(Stored items from a collection)
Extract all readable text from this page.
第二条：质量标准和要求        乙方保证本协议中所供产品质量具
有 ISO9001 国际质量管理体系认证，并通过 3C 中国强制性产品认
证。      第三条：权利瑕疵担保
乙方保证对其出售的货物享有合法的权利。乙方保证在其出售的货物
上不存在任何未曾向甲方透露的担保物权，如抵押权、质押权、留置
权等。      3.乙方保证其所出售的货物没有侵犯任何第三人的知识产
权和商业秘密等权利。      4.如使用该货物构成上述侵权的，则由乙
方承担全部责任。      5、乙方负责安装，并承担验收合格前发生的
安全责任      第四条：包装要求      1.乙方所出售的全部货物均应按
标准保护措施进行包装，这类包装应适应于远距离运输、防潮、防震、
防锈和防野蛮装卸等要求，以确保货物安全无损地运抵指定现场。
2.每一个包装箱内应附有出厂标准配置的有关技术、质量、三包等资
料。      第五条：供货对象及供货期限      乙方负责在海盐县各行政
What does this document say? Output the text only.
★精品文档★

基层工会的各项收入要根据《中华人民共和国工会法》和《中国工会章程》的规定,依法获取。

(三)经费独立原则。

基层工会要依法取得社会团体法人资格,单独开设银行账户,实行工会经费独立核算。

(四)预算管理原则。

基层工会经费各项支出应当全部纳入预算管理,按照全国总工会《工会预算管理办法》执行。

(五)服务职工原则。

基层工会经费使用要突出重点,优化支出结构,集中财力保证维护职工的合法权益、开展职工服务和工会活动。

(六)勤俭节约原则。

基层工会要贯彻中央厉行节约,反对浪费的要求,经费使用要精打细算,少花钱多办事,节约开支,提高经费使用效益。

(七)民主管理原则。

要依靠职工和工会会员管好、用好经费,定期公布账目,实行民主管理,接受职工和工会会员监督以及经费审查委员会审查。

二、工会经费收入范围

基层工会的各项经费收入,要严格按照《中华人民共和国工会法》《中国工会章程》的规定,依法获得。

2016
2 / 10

PROBLEM TO SOLVE: In the listing above, how many lines include the word "中华人民共和国工会法"? Answer with the number and nothing more.

WRITTEN ANSWER: 2